WHAT IS ASKED: Examine the material below. Gather every line in which the string "fair" appears.

PROVIDED DATA:
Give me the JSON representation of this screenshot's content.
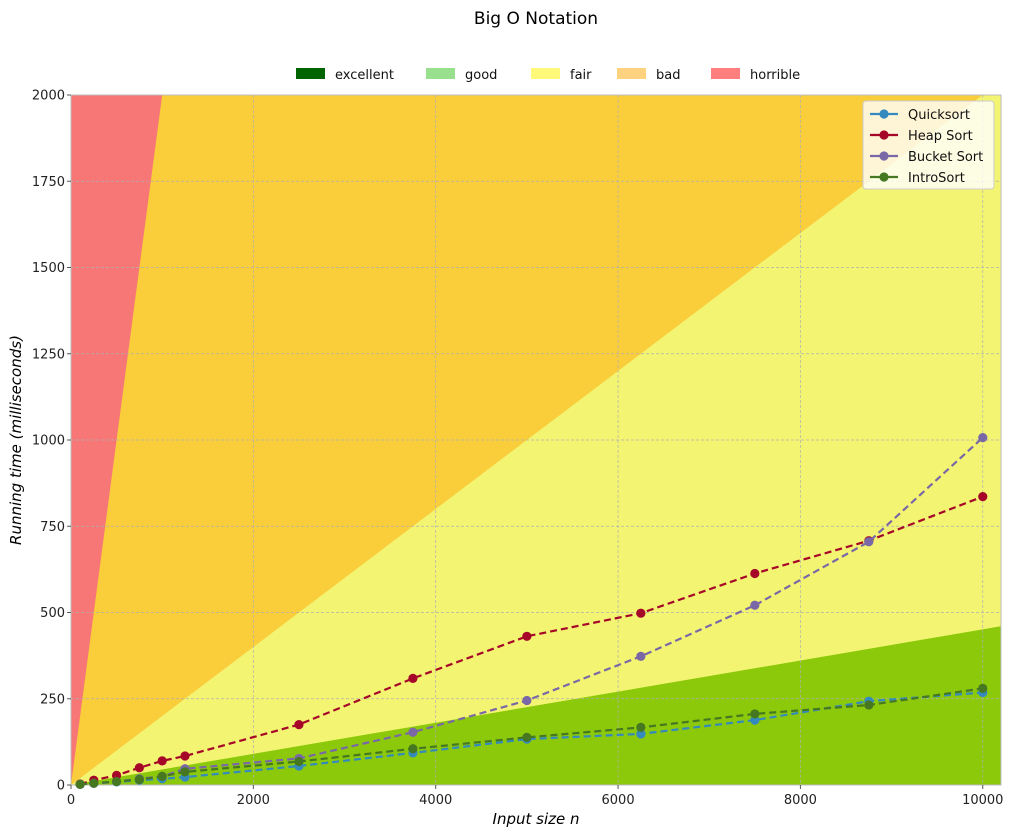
{
  "chart_data": {
    "type": "line",
    "title": "Big O Notation",
    "xlabel": "Input size n",
    "ylabel": "Running time (milliseconds)",
    "xlim": [
      0,
      10200
    ],
    "ylim": [
      0,
      2000
    ],
    "xticks": [
      0,
      2000,
      4000,
      6000,
      8000,
      10000
    ],
    "yticks": [
      0,
      250,
      500,
      750,
      1000,
      1250,
      1500,
      1750,
      2000
    ],
    "grid": true,
    "complexity_legend_position": "top-center",
    "series_legend_position": "top-right",
    "complexity_regions": [
      {
        "name": "excellent",
        "color": "#006400",
        "band_color": "#8bc90a"
      },
      {
        "name": "good",
        "color": "#98e08e",
        "band_color": "#c6ea45"
      },
      {
        "name": "fair",
        "color": "#fff97a",
        "band_color": "#f3f472"
      },
      {
        "name": "bad",
        "color": "#ffd27f",
        "band_color": "#facd3b"
      },
      {
        "name": "horrible",
        "color": "#ff7f7f",
        "band_color": "#f77676"
      }
    ],
    "region_boundaries": [
      {
        "label": "excellent/good",
        "points": [
          [
            0,
            0
          ],
          [
            10200,
            460
          ]
        ]
      },
      {
        "label": "good/fair",
        "points": [
          [
            0,
            0
          ],
          [
            10200,
            2040
          ]
        ]
      },
      {
        "label": "fair/bad",
        "points": [
          [
            0,
            0
          ],
          [
            4000,
            2000
          ]
        ]
      },
      {
        "label": "bad/horrible",
        "points": [
          [
            0,
            0
          ],
          [
            1000,
            2000
          ]
        ]
      }
    ],
    "series": [
      {
        "name": "Quicksort",
        "color": "#348abd",
        "points": [
          [
            100,
            2
          ],
          [
            250,
            5
          ],
          [
            500,
            9
          ],
          [
            750,
            14
          ],
          [
            1000,
            18
          ],
          [
            1250,
            23
          ],
          [
            2500,
            55
          ],
          [
            3750,
            93
          ],
          [
            5000,
            133
          ],
          [
            6250,
            148
          ],
          [
            7500,
            188
          ],
          [
            8750,
            243
          ],
          [
            10000,
            268
          ]
        ]
      },
      {
        "name": "Heap Sort",
        "color": "#a60628",
        "points": [
          [
            100,
            3
          ],
          [
            250,
            14
          ],
          [
            500,
            28
          ],
          [
            750,
            50
          ],
          [
            1000,
            70
          ],
          [
            1250,
            84
          ],
          [
            2500,
            175
          ],
          [
            3750,
            309
          ],
          [
            5000,
            431
          ],
          [
            6250,
            498
          ],
          [
            7500,
            613
          ],
          [
            8750,
            708
          ],
          [
            10000,
            836
          ]
        ]
      },
      {
        "name": "Bucket Sort",
        "color": "#7a68a6",
        "points": [
          [
            100,
            2
          ],
          [
            250,
            5
          ],
          [
            500,
            10
          ],
          [
            750,
            18
          ],
          [
            1000,
            25
          ],
          [
            1250,
            47
          ],
          [
            2500,
            77
          ],
          [
            3750,
            153
          ],
          [
            5000,
            245
          ],
          [
            6250,
            373
          ],
          [
            7500,
            521
          ],
          [
            8750,
            705
          ],
          [
            10000,
            1007
          ]
        ]
      },
      {
        "name": "IntroSort",
        "color": "#467821",
        "points": [
          [
            100,
            2
          ],
          [
            250,
            5
          ],
          [
            500,
            10
          ],
          [
            750,
            16
          ],
          [
            1000,
            25
          ],
          [
            1250,
            38
          ],
          [
            2500,
            68
          ],
          [
            3750,
            105
          ],
          [
            5000,
            138
          ],
          [
            6250,
            167
          ],
          [
            7500,
            206
          ],
          [
            8750,
            232
          ],
          [
            10000,
            280
          ]
        ]
      }
    ]
  }
}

ANSWER TO THE TASK:
        "name": "fair",
        "label": "good/fair",
        "label": "fair/bad",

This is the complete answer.